▼▼▼

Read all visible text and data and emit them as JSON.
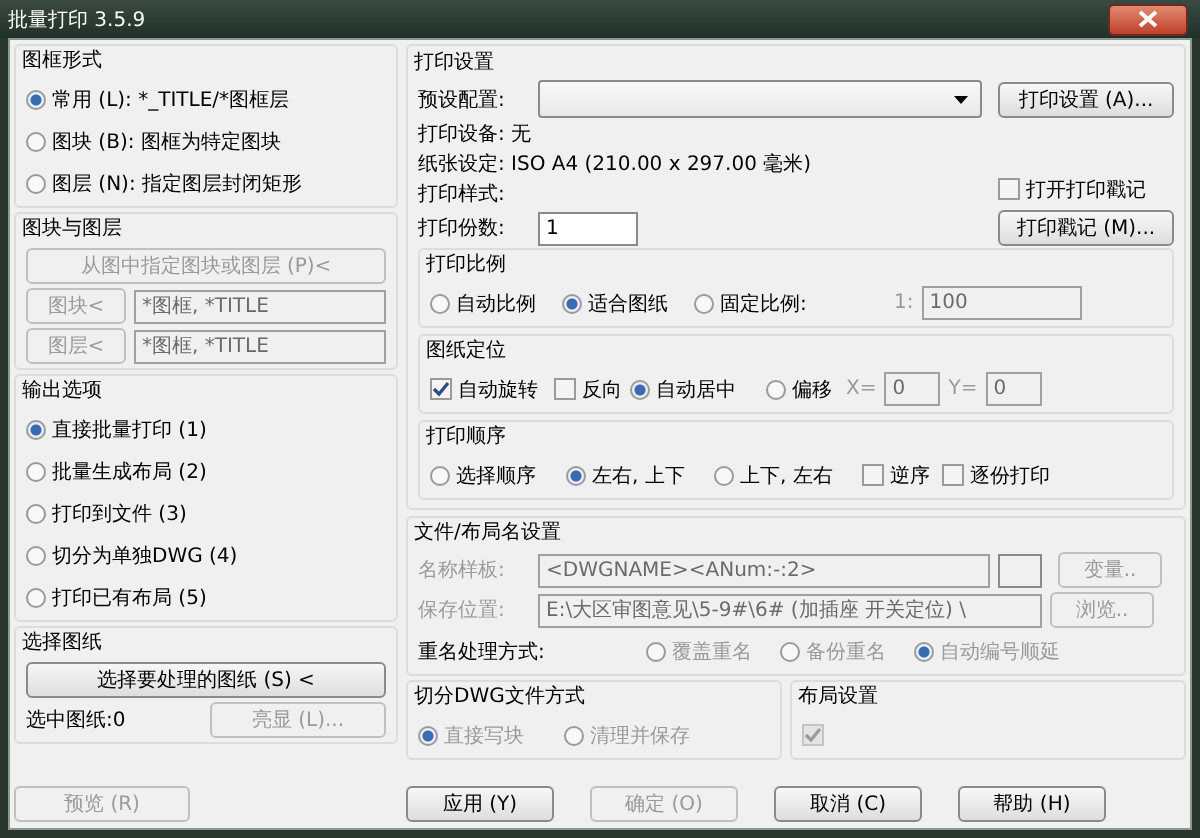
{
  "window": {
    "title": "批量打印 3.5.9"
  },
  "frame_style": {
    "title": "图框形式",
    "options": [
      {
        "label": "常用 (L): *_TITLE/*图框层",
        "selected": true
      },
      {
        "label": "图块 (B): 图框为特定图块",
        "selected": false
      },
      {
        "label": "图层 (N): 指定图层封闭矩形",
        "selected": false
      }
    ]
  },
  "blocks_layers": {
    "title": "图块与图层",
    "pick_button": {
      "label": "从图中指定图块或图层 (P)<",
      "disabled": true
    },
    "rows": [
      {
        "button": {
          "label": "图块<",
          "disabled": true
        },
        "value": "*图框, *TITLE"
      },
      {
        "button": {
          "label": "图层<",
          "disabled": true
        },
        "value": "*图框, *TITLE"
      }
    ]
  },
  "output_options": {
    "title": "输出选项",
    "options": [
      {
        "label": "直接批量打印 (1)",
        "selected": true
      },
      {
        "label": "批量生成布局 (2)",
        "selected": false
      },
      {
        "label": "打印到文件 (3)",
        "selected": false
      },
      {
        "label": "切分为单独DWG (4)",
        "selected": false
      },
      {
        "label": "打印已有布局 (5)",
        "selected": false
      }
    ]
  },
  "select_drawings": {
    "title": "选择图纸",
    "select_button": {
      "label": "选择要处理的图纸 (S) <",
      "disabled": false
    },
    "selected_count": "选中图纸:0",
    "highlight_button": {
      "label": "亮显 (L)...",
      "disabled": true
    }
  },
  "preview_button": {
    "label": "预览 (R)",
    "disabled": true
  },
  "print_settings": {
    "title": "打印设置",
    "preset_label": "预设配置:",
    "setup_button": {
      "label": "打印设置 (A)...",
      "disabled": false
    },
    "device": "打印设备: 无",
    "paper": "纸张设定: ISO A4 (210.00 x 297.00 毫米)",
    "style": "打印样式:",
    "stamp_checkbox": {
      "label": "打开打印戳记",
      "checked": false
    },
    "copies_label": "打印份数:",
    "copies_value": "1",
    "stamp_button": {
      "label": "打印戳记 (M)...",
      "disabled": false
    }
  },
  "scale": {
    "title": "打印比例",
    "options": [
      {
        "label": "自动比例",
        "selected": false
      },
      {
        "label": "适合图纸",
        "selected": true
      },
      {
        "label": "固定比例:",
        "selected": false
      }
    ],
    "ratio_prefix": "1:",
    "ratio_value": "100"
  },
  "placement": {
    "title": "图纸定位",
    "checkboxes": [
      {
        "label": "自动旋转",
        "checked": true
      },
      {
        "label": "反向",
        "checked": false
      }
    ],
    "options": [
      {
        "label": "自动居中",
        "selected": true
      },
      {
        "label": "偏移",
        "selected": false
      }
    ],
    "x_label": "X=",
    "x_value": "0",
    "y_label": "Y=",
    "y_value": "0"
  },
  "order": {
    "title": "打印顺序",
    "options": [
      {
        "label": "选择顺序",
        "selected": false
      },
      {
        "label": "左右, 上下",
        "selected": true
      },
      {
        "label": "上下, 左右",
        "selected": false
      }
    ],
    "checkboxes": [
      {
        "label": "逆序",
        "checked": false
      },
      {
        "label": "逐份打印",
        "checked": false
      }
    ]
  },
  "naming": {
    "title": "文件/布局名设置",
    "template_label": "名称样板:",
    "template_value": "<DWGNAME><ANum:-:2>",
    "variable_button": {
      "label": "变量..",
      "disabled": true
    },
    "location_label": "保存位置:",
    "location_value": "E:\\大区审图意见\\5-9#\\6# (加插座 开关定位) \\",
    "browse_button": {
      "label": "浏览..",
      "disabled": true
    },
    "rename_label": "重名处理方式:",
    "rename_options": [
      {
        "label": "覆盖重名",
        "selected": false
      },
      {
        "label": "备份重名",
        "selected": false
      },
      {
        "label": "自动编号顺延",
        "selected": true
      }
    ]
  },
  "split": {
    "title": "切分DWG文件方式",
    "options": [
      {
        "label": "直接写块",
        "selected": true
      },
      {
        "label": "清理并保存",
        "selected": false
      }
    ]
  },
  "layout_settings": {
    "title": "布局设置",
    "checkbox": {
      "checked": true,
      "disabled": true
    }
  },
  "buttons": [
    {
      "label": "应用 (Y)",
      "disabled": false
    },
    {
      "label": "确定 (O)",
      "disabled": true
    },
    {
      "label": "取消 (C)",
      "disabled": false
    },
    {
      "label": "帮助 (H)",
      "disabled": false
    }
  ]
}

▲▲▲
▼▼▼

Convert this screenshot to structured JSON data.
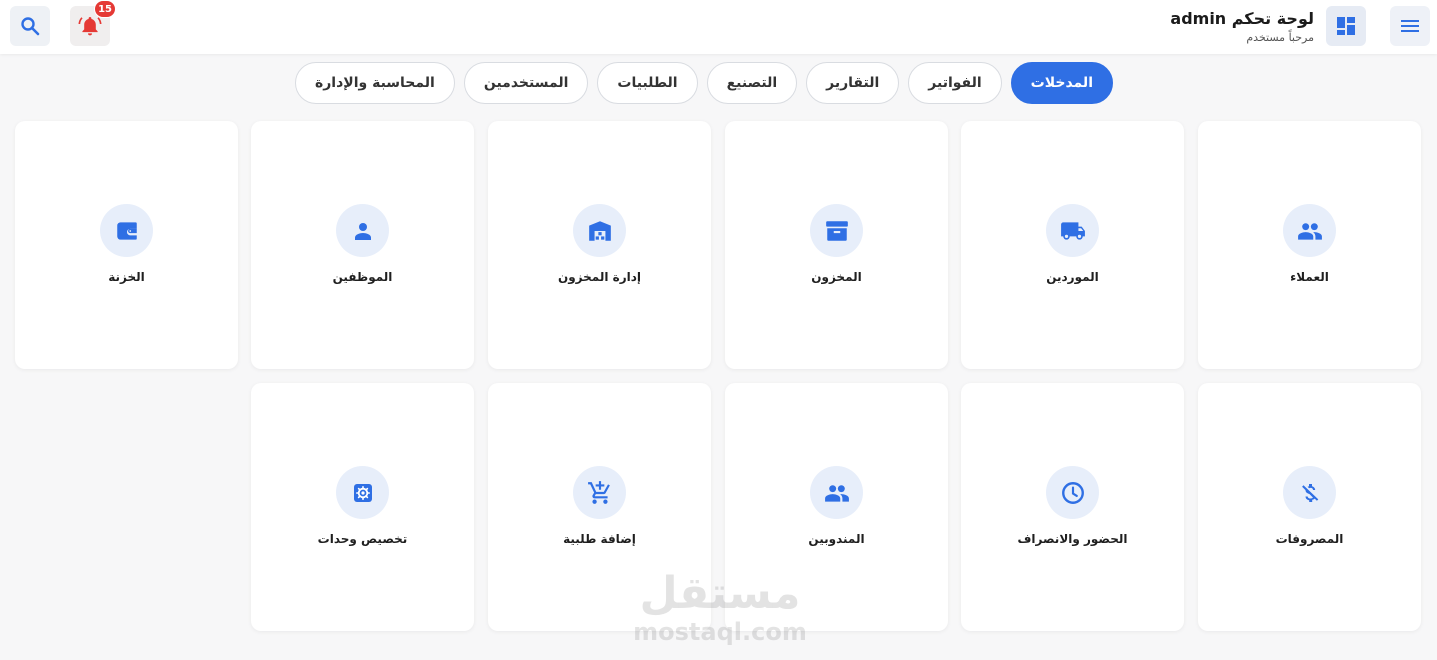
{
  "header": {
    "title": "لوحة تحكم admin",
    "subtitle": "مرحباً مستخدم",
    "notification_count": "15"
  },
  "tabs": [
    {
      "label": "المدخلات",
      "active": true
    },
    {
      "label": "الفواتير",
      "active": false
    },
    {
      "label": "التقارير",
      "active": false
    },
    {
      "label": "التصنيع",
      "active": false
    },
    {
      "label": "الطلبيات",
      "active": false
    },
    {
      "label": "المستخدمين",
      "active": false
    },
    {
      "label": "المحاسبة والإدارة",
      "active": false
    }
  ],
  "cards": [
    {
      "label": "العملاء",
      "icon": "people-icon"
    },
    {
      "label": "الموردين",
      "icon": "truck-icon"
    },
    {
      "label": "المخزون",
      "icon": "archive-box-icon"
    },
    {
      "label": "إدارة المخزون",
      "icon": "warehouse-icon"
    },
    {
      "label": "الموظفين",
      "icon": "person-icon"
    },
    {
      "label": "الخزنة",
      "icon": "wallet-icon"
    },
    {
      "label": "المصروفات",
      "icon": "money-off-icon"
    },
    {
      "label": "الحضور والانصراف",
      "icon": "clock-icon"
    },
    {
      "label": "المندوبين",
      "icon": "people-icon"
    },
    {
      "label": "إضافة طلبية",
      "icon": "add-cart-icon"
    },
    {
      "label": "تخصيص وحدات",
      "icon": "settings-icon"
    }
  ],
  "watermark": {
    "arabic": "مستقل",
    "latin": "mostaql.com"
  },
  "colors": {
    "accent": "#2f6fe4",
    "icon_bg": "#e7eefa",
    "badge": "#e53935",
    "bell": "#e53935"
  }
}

▲▲▲

*EXERCISE*. Show the lines of the records that include the string "data".

*THE SOLUTION*.
Read all visible text and data and emit them as JSON.
Convert this screenshot to structured JSON data.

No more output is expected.